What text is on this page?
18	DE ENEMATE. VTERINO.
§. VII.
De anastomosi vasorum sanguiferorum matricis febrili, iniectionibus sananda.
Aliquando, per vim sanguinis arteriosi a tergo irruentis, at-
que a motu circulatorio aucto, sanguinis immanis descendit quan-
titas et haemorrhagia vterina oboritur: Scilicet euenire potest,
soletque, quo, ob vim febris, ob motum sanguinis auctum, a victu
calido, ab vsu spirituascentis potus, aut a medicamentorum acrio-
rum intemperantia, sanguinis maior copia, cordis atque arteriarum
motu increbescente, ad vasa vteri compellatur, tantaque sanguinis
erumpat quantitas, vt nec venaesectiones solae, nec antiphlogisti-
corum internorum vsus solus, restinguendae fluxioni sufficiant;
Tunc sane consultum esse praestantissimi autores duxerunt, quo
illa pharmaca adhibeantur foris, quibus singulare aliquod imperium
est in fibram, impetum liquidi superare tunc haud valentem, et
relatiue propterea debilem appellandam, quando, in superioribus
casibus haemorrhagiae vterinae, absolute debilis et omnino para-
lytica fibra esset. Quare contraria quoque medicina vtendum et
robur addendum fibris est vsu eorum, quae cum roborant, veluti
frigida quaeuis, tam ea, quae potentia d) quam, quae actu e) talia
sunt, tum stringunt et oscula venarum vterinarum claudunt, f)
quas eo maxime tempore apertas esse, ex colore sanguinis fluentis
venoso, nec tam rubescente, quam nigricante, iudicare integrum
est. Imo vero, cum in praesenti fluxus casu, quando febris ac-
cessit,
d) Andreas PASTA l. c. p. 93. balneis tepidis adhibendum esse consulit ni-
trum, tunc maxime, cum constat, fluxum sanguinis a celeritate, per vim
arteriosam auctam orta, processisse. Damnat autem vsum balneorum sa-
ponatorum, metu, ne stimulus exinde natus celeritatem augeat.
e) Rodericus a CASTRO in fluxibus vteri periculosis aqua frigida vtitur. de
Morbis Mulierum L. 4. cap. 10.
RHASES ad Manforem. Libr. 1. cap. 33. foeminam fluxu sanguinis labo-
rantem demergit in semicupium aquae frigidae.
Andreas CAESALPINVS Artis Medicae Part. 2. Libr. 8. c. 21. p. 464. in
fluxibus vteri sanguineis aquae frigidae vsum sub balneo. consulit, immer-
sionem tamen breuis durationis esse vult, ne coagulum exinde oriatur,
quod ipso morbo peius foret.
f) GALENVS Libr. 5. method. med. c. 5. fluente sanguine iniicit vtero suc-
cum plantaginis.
....
Reproduce the listing in full. Keep it exactly as written.

What text is on this page?
18	DE ENEMATE. VTERINO.
§. VII.
De anastomosi vasorum sanguiferorum matricis febrili, iniectionibus sananda.
Aliquando, per vim sanguinis arteriosi a tergo irruentis, at-
que a motu circulatorio aucto, sanguinis immanis descendit quan-
titas et haemorrhagia vterina oboritur: Scilicet euenire potest,
soletque, quo, ob vim febris, ob motum sanguinis auctum, a victu
calido, ab vsu spirituascentis potus, aut a medicamentorum acrio-
rum intemperantia, sanguinis maior copia, cordis atque arteriarum
motu increbescente, ad vasa vteri compellatur, tantaque sanguinis
erumpat quantitas, vt nec venaesectiones solae, nec antiphlogisti-
corum internorum vsus solus, restinguendae fluxioni sufficiant;
Tunc sane consultum esse praestantissimi autores duxerunt, quo
illa pharmaca adhibeantur foris, quibus singulare aliquod imperium
est in fibram, impetum liquidi superare tunc haud valentem, et
relatiue propterea debilem appellandam, quando, in superioribus
casibus haemorrhagiae vterinae, absolute debilis et omnino para-
lytica fibra esset. Quare contraria quoque medicina vtendum et
robur addendum fibris est vsu eorum, quae cum roborant, veluti
frigida quaeuis, tam ea, quae potentia d) quam, quae actu e) talia
sunt, tum stringunt et oscula venarum vterinarum claudunt, f)
quas eo maxime tempore apertas esse, ex colore sanguinis fluentis
venoso, nec tam rubescente, quam nigricante, iudicare integrum
est. Imo vero, cum in praesenti fluxus casu, quando febris ac-
cessit,
d) Andreas PASTA l. c. p. 93. balneis tepidis adhibendum esse consulit ni-
trum, tunc maxime, cum constat, fluxum sanguinis a celeritate, per vim
arteriosam auctam orta, processisse. Damnat autem vsum balneorum sa-
ponatorum, metu, ne stimulus exinde natus celeritatem augeat.
e) Rodericus a CASTRO in fluxibus vteri periculosis aqua frigida vtitur. de
Morbis Mulierum L. 4. cap. 10.
RHASES ad Manforem. Libr. 1. cap. 33. foeminam fluxu sanguinis labo-
rantem demergit in semicupium aquae frigidae.
Andreas CAESALPINVS Artis Medicae Part. 2. Libr. 8. c. 21. p. 464. in
fluxibus vteri sanguineis aquae frigidae vsum sub balneo. consulit, immer-
sionem tamen breuis durationis esse vult, ne coagulum exinde oriatur,
quod ipso morbo peius foret.
f) GALENVS Libr. 5. method. med. c. 5. fluente sanguine iniicit vtero suc-
cum plantaginis.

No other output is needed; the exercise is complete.